→ **Exercise prompt**: Output the data exactly, with every line intact.

→ **Data entries**:
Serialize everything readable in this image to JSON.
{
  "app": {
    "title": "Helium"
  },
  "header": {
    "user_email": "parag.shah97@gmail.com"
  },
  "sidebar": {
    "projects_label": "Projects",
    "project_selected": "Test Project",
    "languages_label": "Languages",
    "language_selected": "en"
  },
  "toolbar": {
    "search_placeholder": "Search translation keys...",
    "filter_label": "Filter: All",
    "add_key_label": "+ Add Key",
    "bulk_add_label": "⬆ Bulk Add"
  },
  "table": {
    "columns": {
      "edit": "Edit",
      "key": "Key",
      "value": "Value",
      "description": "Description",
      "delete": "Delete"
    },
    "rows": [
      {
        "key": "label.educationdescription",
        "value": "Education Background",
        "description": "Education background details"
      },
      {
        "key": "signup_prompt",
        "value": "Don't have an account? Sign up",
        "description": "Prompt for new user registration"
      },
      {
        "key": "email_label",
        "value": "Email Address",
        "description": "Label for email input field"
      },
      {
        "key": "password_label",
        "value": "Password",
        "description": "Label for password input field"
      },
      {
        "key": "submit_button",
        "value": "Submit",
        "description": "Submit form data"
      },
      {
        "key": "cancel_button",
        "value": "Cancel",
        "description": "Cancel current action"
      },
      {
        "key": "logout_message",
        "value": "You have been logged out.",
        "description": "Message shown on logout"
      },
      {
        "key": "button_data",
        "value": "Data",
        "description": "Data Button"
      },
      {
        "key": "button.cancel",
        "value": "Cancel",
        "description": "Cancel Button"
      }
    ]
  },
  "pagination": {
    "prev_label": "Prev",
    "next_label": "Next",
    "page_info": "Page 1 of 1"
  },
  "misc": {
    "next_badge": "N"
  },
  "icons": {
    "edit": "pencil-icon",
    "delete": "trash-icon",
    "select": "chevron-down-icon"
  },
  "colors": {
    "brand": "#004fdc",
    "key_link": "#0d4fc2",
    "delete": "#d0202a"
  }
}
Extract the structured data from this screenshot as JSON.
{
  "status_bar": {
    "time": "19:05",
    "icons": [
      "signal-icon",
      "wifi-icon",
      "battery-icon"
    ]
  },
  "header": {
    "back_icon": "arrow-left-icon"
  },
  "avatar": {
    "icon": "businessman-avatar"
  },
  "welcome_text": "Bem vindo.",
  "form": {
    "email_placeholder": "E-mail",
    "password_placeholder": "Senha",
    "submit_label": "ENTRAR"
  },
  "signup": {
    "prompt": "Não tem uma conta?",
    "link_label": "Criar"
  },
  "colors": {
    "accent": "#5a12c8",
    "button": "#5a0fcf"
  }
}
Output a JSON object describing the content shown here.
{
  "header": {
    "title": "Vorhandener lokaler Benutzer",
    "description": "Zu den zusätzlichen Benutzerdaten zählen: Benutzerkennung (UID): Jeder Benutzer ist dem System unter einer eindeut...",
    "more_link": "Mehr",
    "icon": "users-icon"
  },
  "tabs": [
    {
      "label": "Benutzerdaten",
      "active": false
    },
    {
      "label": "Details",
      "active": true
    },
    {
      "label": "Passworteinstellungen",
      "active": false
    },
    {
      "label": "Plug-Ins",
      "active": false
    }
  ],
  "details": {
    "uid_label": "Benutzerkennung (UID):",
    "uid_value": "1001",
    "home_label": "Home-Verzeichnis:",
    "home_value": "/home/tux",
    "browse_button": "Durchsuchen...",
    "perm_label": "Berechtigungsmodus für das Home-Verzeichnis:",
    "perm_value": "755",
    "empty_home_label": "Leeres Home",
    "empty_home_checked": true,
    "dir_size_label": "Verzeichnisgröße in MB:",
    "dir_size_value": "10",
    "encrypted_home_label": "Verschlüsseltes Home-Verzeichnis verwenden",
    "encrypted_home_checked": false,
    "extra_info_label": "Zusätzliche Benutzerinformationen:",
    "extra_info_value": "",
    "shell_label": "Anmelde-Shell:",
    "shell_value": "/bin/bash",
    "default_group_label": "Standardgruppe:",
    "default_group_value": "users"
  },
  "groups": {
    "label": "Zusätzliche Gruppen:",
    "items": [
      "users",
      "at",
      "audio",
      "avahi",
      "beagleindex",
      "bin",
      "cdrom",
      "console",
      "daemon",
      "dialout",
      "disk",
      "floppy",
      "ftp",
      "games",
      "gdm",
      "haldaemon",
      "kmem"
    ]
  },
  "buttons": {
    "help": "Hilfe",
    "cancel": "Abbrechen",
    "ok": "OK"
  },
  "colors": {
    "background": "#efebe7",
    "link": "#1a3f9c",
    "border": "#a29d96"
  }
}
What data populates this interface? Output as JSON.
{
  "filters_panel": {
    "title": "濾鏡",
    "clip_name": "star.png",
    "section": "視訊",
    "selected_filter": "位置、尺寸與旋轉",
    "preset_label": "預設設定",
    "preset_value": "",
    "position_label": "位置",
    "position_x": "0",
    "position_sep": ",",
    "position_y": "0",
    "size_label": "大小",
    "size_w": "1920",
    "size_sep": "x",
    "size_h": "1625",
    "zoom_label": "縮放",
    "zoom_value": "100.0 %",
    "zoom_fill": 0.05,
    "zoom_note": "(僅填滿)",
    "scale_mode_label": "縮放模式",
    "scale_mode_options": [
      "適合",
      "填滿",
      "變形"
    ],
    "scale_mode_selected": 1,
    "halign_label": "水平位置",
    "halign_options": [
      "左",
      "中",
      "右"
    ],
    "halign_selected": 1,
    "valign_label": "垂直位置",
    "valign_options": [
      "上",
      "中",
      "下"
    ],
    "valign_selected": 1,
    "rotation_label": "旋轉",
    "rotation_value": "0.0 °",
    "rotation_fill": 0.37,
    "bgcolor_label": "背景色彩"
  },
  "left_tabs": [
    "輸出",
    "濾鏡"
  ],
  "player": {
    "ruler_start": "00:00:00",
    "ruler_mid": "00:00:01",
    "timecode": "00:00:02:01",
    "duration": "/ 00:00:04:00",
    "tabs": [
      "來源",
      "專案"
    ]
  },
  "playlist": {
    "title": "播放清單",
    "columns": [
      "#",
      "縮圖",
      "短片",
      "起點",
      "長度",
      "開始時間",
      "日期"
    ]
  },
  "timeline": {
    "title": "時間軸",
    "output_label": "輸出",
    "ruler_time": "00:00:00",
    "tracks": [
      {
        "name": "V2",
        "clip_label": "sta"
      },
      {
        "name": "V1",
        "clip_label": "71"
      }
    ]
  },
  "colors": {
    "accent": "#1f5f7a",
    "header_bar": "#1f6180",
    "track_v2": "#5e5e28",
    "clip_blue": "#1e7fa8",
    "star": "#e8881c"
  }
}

→ **Solution for this problem**:
Serialize everything readable in this image to JSON.
{
  "app": {
    "title": "Helium"
  },
  "header": {
    "user_email": "parag.shah97@gmail.com"
  },
  "sidebar": {
    "projects_label": "Projects",
    "project_selected": "Test Project",
    "languages_label": "Languages",
    "language_selected": "en"
  },
  "toolbar": {
    "search_placeholder": "Search translation keys...",
    "filter_label": "Filter: All",
    "add_key_label": "+ Add Key",
    "bulk_add_label": "⬆ Bulk Add"
  },
  "table": {
    "columns": {
      "edit": "Edit",
      "key": "Key",
      "value": "Value",
      "description": "Description",
      "delete": "Delete"
    },
    "rows": [
      {
        "key": "label.educationdescription",
        "value": "Education Background",
        "description": "Education background details"
      },
      {
        "key": "signup_prompt",
        "value": "Don't have an account? Sign up",
        "description": "Prompt for new user registration"
      },
      {
        "key": "email_label",
        "value": "Email Address",
        "description": "Label for email input field"
      },
      {
        "key": "password_label",
        "value": "Password",
        "description": "Label for password input field"
      },
      {
        "key": "submit_button",
        "value": "Submit",
        "description": "Submit form data"
      },
      {
        "key": "cancel_button",
        "value": "Cancel",
        "description": "Cancel current action"
      },
      {
        "key": "logout_message",
        "value": "You have been logged out.",
        "description": "Message shown on logout"
      },
      {
        "key": "button_data",
        "value": "Data",
        "description": "Data Button"
      },
      {
        "key": "button.cancel",
        "value": "Cancel",
        "description": "Cancel Button"
      }
    ]
  },
  "pagination": {
    "prev_label": "Prev",
    "next_label": "Next",
    "page_info": "Page 1 of 1"
  },
  "misc": {
    "next_badge": "N"
  },
  "icons": {
    "edit": "pencil-icon",
    "delete": "trash-icon",
    "select": "chevron-down-icon"
  },
  "colors": {
    "brand": "#004fdc",
    "key_link": "#0d4fc2",
    "delete": "#d0202a"
  }
}
Extract the structured data from this screenshot as JSON.
{
  "status_bar": {
    "time": "19:05",
    "icons": [
      "signal-icon",
      "wifi-icon",
      "battery-icon"
    ]
  },
  "header": {
    "back_icon": "arrow-left-icon"
  },
  "avatar": {
    "icon": "businessman-avatar"
  },
  "welcome_text": "Bem vindo.",
  "form": {
    "email_placeholder": "E-mail",
    "password_placeholder": "Senha",
    "submit_label": "ENTRAR"
  },
  "signup": {
    "prompt": "Não tem uma conta?",
    "link_label": "Criar"
  },
  "colors": {
    "accent": "#5a12c8",
    "button": "#5a0fcf"
  }
}
Output a JSON object describing the content shown here.
{
  "header": {
    "title": "Vorhandener lokaler Benutzer",
    "description": "Zu den zusätzlichen Benutzerdaten zählen: Benutzerkennung (UID): Jeder Benutzer ist dem System unter einer eindeut...",
    "more_link": "Mehr",
    "icon": "users-icon"
  },
  "tabs": [
    {
      "label": "Benutzerdaten",
      "active": false
    },
    {
      "label": "Details",
      "active": true
    },
    {
      "label": "Passworteinstellungen",
      "active": false
    },
    {
      "label": "Plug-Ins",
      "active": false
    }
  ],
  "details": {
    "uid_label": "Benutzerkennung (UID):",
    "uid_value": "1001",
    "home_label": "Home-Verzeichnis:",
    "home_value": "/home/tux",
    "browse_button": "Durchsuchen...",
    "perm_label": "Berechtigungsmodus für das Home-Verzeichnis:",
    "perm_value": "755",
    "empty_home_label": "Leeres Home",
    "empty_home_checked": true,
    "dir_size_label": "Verzeichnisgröße in MB:",
    "dir_size_value": "10",
    "encrypted_home_label": "Verschlüsseltes Home-Verzeichnis verwenden",
    "encrypted_home_checked": false,
    "extra_info_label": "Zusätzliche Benutzerinformationen:",
    "extra_info_value": "",
    "shell_label": "Anmelde-Shell:",
    "shell_value": "/bin/bash",
    "default_group_label": "Standardgruppe:",
    "default_group_value": "users"
  },
  "groups": {
    "label": "Zusätzliche Gruppen:",
    "items": [
      "users",
      "at",
      "audio",
      "avahi",
      "beagleindex",
      "bin",
      "cdrom",
      "console",
      "daemon",
      "dialout",
      "disk",
      "floppy",
      "ftp",
      "games",
      "gdm",
      "haldaemon",
      "kmem"
    ]
  },
  "buttons": {
    "help": "Hilfe",
    "cancel": "Abbrechen",
    "ok": "OK"
  },
  "colors": {
    "background": "#efebe7",
    "link": "#1a3f9c",
    "border": "#a29d96"
  }
}
What data populates this interface? Output as JSON.
{
  "filters_panel": {
    "title": "濾鏡",
    "clip_name": "star.png",
    "section": "視訊",
    "selected_filter": "位置、尺寸與旋轉",
    "preset_label": "預設設定",
    "preset_value": "",
    "position_label": "位置",
    "position_x": "0",
    "position_sep": ",",
    "position_y": "0",
    "size_label": "大小",
    "size_w": "1920",
    "size_sep": "x",
    "size_h": "1625",
    "zoom_label": "縮放",
    "zoom_value": "100.0 %",
    "zoom_fill": 0.05,
    "zoom_note": "(僅填滿)",
    "scale_mode_label": "縮放模式",
    "scale_mode_options": [
      "適合",
      "填滿",
      "變形"
    ],
    "scale_mode_selected": 1,
    "halign_label": "水平位置",
    "halign_options": [
      "左",
      "中",
      "右"
    ],
    "halign_selected": 1,
    "valign_label": "垂直位置",
    "valign_options": [
      "上",
      "中",
      "下"
    ],
    "valign_selected": 1,
    "rotation_label": "旋轉",
    "rotation_value": "0.0 °",
    "rotation_fill": 0.37,
    "bgcolor_label": "背景色彩"
  },
  "left_tabs": [
    "輸出",
    "濾鏡"
  ],
  "player": {
    "ruler_start": "00:00:00",
    "ruler_mid": "00:00:01",
    "timecode": "00:00:02:01",
    "duration": "/ 00:00:04:00",
    "tabs": [
      "來源",
      "專案"
    ]
  },
  "playlist": {
    "title": "播放清單",
    "columns": [
      "#",
      "縮圖",
      "短片",
      "起點",
      "長度",
      "開始時間",
      "日期"
    ]
  },
  "timeline": {
    "title": "時間軸",
    "output_label": "輸出",
    "ruler_time": "00:00:00",
    "tracks": [
      {
        "name": "V2",
        "clip_label": "sta"
      },
      {
        "name": "V1",
        "clip_label": "71"
      }
    ]
  },
  "colors": {
    "accent": "#1f5f7a",
    "header_bar": "#1f6180",
    "track_v2": "#5e5e28",
    "clip_blue": "#1e7fa8",
    "star": "#e8881c"
  }
}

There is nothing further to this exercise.